- [INSTRUCTION]:
Make an exact copy of the entries below with the pictures removed.

--- Begin ---

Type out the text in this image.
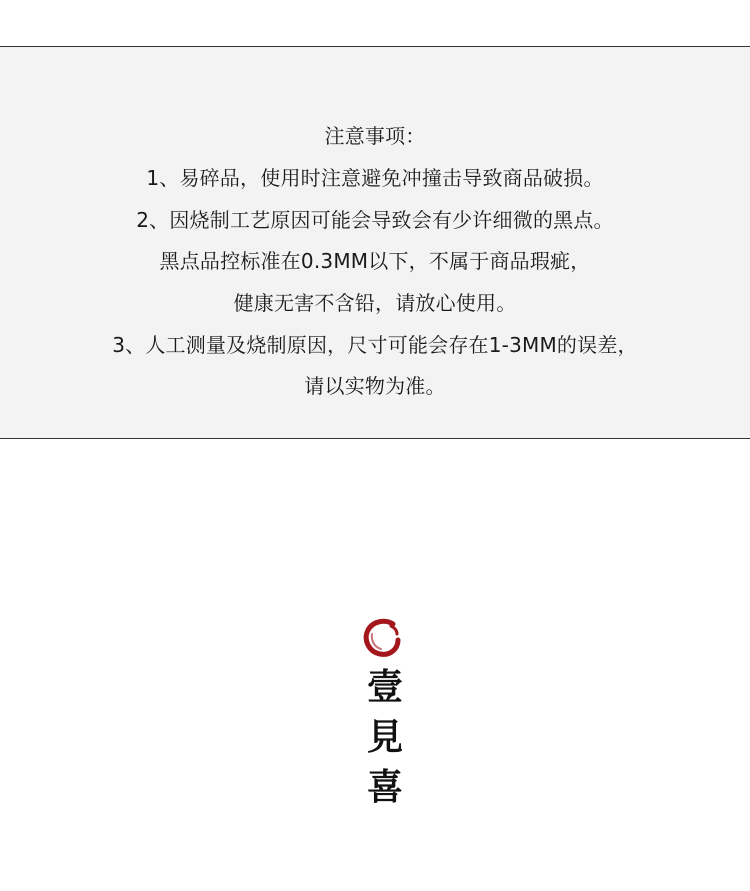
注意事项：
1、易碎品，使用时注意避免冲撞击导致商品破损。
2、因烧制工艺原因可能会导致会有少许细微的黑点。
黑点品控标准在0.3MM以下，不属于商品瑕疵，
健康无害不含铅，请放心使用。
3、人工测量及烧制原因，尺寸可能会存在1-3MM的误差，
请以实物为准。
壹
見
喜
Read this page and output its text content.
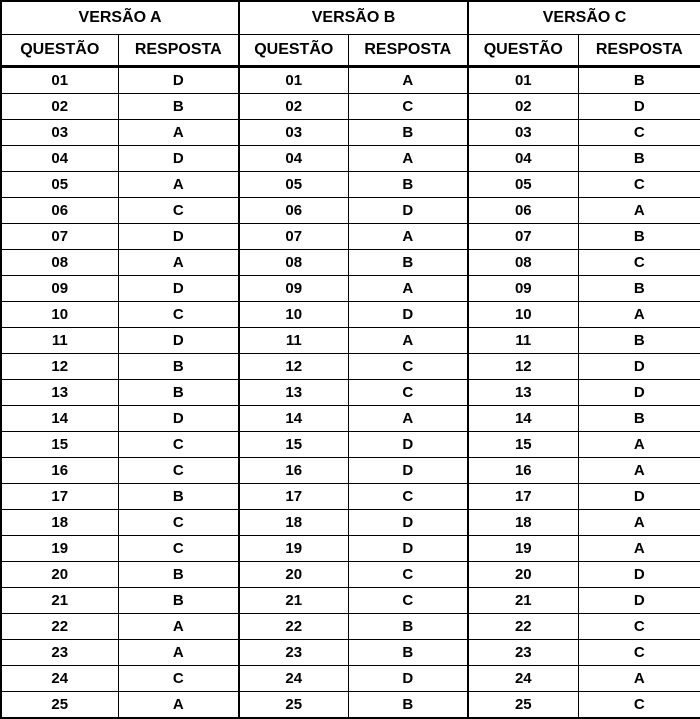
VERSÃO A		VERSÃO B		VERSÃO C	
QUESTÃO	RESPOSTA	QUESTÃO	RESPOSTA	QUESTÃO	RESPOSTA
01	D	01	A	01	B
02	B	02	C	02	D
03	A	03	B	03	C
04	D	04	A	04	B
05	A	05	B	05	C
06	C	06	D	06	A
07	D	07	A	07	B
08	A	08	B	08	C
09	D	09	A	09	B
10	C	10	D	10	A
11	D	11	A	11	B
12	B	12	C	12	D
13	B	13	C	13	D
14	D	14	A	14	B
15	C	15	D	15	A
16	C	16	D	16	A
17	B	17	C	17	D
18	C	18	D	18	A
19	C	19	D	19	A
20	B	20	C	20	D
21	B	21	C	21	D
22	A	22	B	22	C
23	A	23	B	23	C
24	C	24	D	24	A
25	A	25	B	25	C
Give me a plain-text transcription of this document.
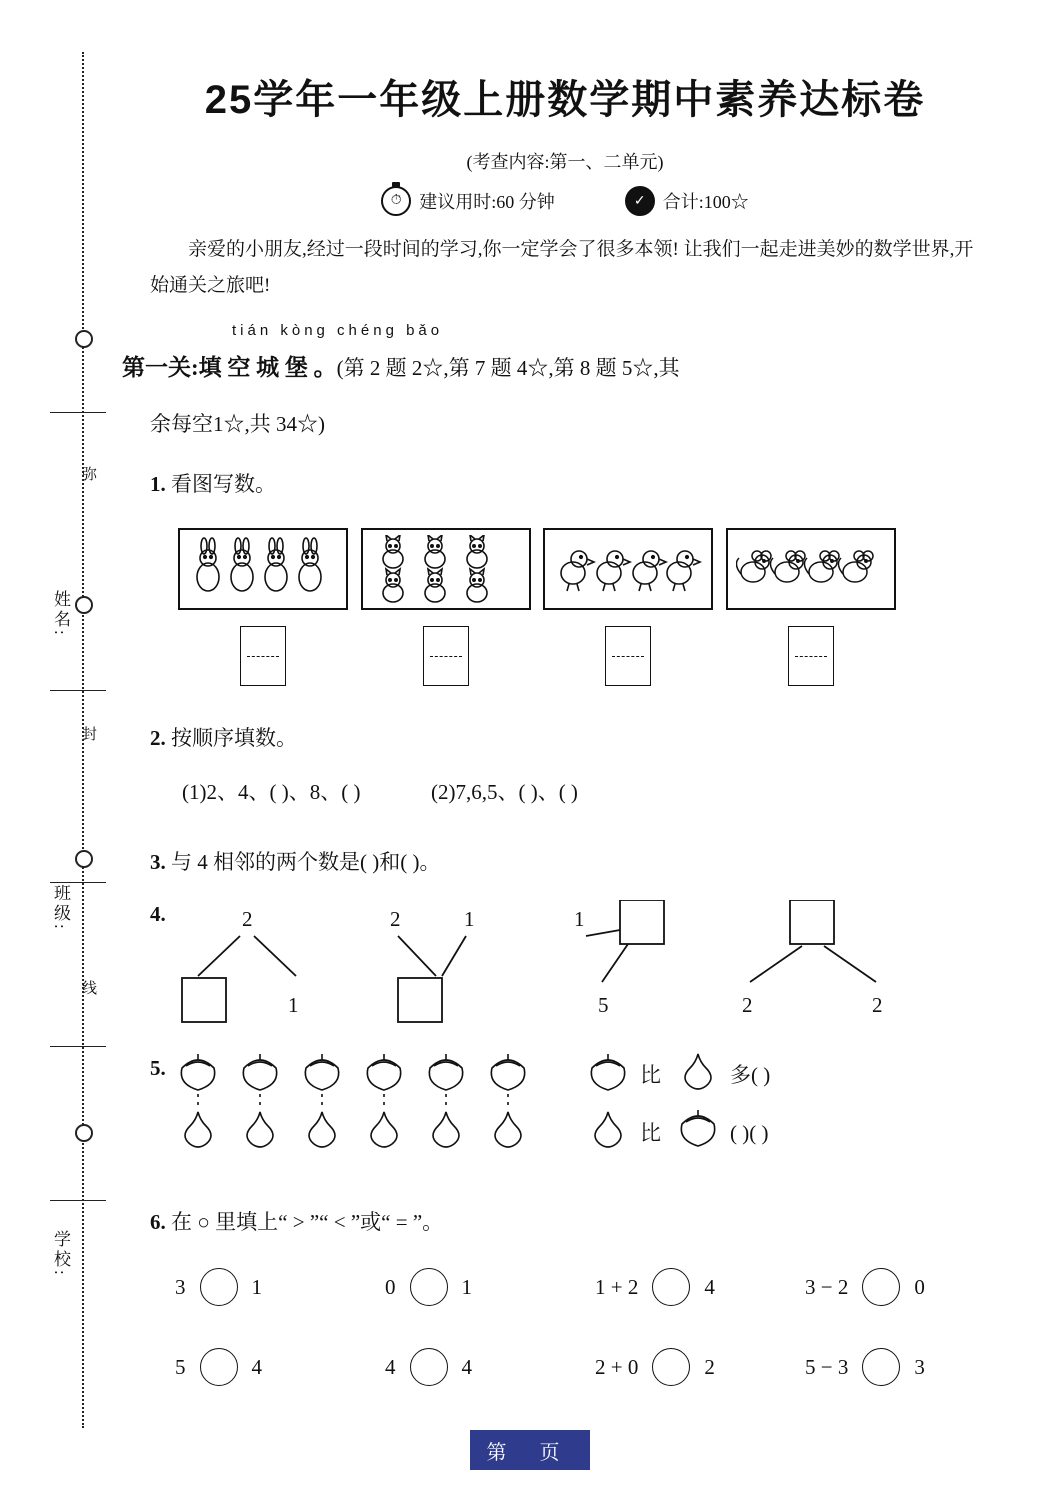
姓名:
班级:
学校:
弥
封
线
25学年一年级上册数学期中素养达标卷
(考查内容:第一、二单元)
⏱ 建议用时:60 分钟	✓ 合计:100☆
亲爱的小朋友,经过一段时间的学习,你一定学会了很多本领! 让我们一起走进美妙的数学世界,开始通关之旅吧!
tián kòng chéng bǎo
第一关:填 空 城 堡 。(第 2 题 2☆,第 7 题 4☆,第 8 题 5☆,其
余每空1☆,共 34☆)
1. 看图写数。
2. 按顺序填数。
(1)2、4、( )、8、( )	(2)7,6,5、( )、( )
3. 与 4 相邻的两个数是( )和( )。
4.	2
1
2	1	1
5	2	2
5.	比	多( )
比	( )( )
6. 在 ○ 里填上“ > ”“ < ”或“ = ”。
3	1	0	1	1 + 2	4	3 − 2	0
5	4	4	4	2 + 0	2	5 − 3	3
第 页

--- End ---

- [EXPECTED ANSWER]:
Type out the text in this image.
注意事项：
1、易碎品，使用时注意避免冲撞击导致商品破损。
2、因烧制工艺原因可能会导致会有少许细微的黑点。
黑点品控标准在0.3MM以下，不属于商品瑕疵，
健康无害不含铅，请放心使用。
3、人工测量及烧制原因，尺寸可能会存在1-3MM的误差，
请以实物为准。
壹
見
喜
Read this page and output its text content.
VERSÃO A		VERSÃO B		VERSÃO C	
QUESTÃO	RESPOSTA	QUESTÃO	RESPOSTA	QUESTÃO	RESPOSTA
01	D	01	A	01	B
02	B	02	C	02	D
03	A	03	B	03	C
04	D	04	A	04	B
05	A	05	B	05	C
06	C	06	D	06	A
07	D	07	A	07	B
08	A	08	B	08	C
09	D	09	A	09	B
10	C	10	D	10	A
11	D	11	A	11	B
12	B	12	C	12	D
13	B	13	C	13	D
14	D	14	A	14	B
15	C	15	D	15	A
16	C	16	D	16	A
17	B	17	C	17	D
18	C	18	D	18	A
19	C	19	D	19	A
20	B	20	C	20	D
21	B	21	C	21	D
22	A	22	B	22	C
23	A	23	B	23	C
24	C	24	D	24	A
25	A	25	B	25	C
Give me a plain-text transcription of this document.
姓名:
班级:
学校:
弥
封
线
25学年一年级上册数学期中素养达标卷
(考查内容:第一、二单元)
⏱ 建议用时:60 分钟	✓ 合计:100☆
亲爱的小朋友,经过一段时间的学习,你一定学会了很多本领! 让我们一起走进美妙的数学世界,开始通关之旅吧!
tián kòng chéng bǎo
第一关:填 空 城 堡 。(第 2 题 2☆,第 7 题 4☆,第 8 题 5☆,其
余每空1☆,共 34☆)
1. 看图写数。
2. 按顺序填数。
(1)2、4、( )、8、( )	(2)7,6,5、( )、( )
3. 与 4 相邻的两个数是( )和( )。
4.	2
1
2	1	1
5	2	2
5.	比	多( )
比	( )( )
6. 在 ○ 里填上“ > ”“ < ”或“ = ”。
3	1	0	1	1 + 2	4	3 − 2	0
5	4	4	4	2 + 0	2	5 − 3	3
第 页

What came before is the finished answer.